** Start Records provided **

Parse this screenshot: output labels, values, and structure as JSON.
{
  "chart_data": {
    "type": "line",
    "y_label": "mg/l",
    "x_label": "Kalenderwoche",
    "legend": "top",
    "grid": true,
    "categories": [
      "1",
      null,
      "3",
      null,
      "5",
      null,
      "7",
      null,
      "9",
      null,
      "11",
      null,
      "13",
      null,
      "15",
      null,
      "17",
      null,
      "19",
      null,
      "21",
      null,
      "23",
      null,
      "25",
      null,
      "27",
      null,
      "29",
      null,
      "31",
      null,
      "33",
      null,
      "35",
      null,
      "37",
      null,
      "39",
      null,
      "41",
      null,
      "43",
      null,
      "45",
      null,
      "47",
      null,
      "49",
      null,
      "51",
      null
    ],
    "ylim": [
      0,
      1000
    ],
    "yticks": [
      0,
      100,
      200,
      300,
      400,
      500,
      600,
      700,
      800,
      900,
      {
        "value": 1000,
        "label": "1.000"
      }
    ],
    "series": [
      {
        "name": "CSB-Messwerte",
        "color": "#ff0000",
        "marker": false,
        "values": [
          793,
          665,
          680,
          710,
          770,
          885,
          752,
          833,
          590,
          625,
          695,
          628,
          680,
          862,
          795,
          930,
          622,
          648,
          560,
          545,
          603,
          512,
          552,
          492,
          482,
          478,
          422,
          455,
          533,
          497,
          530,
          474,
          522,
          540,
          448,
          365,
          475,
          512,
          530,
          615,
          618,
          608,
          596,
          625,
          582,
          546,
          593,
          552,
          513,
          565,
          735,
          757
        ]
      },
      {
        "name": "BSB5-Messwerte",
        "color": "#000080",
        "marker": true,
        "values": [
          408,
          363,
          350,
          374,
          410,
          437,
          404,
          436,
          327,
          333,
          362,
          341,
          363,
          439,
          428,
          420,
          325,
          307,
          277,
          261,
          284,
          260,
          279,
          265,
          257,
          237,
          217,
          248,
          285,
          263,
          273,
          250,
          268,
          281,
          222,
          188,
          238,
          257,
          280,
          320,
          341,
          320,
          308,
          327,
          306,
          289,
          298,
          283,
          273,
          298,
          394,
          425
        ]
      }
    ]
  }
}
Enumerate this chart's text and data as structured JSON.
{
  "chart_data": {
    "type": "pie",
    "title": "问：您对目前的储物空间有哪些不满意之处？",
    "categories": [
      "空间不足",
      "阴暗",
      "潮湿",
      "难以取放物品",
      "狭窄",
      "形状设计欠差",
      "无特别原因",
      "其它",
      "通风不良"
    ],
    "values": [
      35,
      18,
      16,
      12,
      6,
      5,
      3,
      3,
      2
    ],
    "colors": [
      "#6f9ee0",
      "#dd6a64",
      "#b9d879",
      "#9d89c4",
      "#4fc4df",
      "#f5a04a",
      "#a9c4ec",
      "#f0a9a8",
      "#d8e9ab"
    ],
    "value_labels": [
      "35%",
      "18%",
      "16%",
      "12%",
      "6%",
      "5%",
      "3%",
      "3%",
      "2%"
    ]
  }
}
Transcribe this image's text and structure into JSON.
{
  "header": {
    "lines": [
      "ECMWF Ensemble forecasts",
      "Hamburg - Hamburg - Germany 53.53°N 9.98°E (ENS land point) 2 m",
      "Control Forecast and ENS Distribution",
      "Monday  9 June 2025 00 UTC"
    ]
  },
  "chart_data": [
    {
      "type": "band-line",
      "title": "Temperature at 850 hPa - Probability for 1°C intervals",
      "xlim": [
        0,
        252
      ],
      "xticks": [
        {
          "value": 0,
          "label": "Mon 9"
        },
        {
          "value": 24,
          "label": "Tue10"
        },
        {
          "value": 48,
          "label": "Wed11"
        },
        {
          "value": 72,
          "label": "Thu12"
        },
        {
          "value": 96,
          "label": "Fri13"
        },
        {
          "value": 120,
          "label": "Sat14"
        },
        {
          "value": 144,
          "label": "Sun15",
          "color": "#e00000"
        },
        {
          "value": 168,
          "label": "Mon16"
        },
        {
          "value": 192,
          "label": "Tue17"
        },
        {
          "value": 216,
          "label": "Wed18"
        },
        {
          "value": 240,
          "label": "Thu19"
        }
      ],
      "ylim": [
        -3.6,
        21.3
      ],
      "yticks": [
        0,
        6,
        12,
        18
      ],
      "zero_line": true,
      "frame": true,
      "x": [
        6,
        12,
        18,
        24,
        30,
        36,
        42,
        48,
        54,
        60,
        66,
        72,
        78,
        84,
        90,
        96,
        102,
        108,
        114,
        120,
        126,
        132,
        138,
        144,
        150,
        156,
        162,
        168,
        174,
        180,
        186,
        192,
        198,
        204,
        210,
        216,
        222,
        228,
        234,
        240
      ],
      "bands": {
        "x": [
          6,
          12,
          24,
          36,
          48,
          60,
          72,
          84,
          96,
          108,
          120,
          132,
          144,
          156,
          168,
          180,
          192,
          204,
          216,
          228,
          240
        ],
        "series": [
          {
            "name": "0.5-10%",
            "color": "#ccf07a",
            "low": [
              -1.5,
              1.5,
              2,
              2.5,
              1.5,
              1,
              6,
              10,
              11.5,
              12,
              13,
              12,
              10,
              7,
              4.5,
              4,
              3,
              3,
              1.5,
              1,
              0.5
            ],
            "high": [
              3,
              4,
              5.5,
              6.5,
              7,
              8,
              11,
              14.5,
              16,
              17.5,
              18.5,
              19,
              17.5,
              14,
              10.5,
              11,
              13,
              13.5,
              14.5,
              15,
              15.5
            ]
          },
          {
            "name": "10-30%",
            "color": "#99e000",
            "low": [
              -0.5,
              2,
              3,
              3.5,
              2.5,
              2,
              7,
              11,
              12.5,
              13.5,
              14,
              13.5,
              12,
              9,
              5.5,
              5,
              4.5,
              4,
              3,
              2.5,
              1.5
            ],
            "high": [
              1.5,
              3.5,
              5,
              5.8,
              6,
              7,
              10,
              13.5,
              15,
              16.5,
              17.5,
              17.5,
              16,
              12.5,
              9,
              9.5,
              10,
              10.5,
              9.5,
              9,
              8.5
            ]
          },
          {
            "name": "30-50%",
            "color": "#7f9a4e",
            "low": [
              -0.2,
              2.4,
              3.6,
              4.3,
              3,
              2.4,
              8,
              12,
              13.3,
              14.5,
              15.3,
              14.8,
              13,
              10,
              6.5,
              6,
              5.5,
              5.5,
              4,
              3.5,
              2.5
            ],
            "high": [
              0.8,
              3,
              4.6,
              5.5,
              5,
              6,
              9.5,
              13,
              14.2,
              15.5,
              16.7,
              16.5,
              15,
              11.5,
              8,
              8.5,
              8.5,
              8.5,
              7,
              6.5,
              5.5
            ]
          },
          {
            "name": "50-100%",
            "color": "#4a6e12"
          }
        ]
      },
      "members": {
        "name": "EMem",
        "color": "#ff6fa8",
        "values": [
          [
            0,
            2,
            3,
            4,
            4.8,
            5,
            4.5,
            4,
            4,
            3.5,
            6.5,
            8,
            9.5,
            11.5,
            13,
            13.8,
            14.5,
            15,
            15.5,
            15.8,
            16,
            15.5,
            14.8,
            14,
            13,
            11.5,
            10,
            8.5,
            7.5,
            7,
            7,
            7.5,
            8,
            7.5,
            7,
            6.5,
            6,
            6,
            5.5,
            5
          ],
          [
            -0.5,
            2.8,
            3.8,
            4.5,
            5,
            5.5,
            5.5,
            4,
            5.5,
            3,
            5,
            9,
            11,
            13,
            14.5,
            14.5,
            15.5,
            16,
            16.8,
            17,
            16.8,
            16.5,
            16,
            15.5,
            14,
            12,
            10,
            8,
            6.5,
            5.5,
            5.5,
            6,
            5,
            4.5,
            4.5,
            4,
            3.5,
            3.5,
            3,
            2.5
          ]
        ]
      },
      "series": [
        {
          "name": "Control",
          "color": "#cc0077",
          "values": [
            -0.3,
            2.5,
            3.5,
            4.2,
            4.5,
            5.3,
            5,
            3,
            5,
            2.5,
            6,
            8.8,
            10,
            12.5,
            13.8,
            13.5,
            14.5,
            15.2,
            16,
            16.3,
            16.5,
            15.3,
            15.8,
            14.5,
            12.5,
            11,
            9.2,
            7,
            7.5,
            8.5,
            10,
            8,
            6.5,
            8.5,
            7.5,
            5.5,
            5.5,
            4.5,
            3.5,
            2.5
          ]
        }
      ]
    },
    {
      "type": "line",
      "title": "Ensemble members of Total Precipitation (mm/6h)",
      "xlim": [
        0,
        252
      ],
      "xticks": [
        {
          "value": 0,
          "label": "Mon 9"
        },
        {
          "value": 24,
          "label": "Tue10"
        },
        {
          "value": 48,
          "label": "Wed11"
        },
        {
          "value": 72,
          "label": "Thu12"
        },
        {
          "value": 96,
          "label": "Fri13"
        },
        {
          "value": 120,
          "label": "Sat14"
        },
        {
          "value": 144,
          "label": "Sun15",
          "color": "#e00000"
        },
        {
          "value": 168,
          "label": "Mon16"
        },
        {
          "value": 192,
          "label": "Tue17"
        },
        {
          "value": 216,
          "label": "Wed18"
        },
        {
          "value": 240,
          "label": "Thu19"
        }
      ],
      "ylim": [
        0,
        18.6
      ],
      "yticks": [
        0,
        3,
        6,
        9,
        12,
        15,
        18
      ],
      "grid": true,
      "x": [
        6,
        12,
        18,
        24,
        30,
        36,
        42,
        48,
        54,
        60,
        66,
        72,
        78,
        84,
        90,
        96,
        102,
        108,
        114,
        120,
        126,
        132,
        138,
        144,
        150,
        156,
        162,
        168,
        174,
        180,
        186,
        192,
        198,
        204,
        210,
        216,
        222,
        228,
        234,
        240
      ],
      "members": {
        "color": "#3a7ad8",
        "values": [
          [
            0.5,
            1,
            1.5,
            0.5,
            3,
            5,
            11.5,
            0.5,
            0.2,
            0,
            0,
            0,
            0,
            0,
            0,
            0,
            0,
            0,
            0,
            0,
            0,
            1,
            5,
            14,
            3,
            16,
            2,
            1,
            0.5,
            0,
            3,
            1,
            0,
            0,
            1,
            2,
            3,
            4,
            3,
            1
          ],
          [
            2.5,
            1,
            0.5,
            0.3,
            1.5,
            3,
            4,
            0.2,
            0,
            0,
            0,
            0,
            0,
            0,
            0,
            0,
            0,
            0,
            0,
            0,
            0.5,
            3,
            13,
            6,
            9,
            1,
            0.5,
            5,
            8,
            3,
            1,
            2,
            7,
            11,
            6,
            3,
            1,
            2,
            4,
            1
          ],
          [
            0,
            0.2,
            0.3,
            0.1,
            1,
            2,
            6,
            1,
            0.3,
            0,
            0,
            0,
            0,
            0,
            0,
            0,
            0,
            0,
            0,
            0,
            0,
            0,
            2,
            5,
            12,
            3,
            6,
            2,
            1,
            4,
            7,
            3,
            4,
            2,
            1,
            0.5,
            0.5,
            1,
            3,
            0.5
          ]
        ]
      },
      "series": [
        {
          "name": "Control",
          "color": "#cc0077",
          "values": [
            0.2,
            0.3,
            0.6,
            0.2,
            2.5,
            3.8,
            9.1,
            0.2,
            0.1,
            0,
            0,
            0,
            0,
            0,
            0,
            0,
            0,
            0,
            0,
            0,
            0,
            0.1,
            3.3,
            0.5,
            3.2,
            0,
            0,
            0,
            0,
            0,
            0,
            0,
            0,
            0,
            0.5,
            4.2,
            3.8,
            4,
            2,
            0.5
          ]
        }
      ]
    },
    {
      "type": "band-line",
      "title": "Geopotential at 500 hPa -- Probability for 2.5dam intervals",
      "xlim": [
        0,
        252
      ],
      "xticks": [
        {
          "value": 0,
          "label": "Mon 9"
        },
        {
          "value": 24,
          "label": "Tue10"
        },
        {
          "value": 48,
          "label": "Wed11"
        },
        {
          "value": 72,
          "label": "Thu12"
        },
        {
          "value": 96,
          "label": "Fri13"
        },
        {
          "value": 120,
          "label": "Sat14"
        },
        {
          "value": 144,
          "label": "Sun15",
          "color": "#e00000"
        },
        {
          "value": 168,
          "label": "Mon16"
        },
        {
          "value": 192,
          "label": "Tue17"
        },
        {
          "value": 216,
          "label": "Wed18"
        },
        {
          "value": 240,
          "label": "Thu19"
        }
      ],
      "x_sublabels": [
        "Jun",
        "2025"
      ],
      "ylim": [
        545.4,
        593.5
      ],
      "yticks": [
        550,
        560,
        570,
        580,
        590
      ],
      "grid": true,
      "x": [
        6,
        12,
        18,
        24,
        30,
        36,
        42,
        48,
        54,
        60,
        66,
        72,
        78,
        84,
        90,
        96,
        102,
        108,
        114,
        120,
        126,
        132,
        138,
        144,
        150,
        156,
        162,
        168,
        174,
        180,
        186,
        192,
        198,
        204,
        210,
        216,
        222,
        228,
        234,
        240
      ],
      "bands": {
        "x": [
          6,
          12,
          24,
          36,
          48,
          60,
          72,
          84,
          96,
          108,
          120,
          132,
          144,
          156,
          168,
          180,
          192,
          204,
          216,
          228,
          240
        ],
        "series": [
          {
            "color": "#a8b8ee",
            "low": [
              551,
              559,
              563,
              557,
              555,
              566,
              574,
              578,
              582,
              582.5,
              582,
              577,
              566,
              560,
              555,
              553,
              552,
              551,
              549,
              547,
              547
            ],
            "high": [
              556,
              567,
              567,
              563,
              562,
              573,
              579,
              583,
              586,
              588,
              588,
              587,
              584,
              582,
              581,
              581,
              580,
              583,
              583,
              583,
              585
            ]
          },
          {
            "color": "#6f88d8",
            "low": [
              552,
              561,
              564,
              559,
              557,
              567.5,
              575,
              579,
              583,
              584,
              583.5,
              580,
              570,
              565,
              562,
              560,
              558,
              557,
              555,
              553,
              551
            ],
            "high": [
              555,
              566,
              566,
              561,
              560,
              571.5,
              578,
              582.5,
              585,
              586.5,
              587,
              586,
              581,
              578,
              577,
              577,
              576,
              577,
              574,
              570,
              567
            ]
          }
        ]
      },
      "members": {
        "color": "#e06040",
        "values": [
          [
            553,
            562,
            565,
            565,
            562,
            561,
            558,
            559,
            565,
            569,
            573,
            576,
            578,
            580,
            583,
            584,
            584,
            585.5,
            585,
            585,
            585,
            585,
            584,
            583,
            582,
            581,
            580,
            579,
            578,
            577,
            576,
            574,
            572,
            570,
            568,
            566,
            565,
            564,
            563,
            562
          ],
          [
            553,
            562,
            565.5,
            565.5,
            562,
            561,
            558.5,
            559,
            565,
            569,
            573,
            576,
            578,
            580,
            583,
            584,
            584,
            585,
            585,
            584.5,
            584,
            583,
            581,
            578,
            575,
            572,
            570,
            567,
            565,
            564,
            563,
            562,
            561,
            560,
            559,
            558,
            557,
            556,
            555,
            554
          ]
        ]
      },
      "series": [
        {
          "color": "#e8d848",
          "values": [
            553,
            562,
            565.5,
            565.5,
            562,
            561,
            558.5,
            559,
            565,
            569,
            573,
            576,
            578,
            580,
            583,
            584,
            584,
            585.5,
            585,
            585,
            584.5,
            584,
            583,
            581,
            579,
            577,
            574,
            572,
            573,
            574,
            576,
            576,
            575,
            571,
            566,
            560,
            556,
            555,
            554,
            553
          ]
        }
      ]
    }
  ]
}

** End Records provided **

What you should do.
Select the lines that carry the string "true" and copy them.

Result of the exercise.
    "grid": true,
        "marker": true,
      "zero_line": true,
      "frame": true,
      "grid": true,
      "grid": true,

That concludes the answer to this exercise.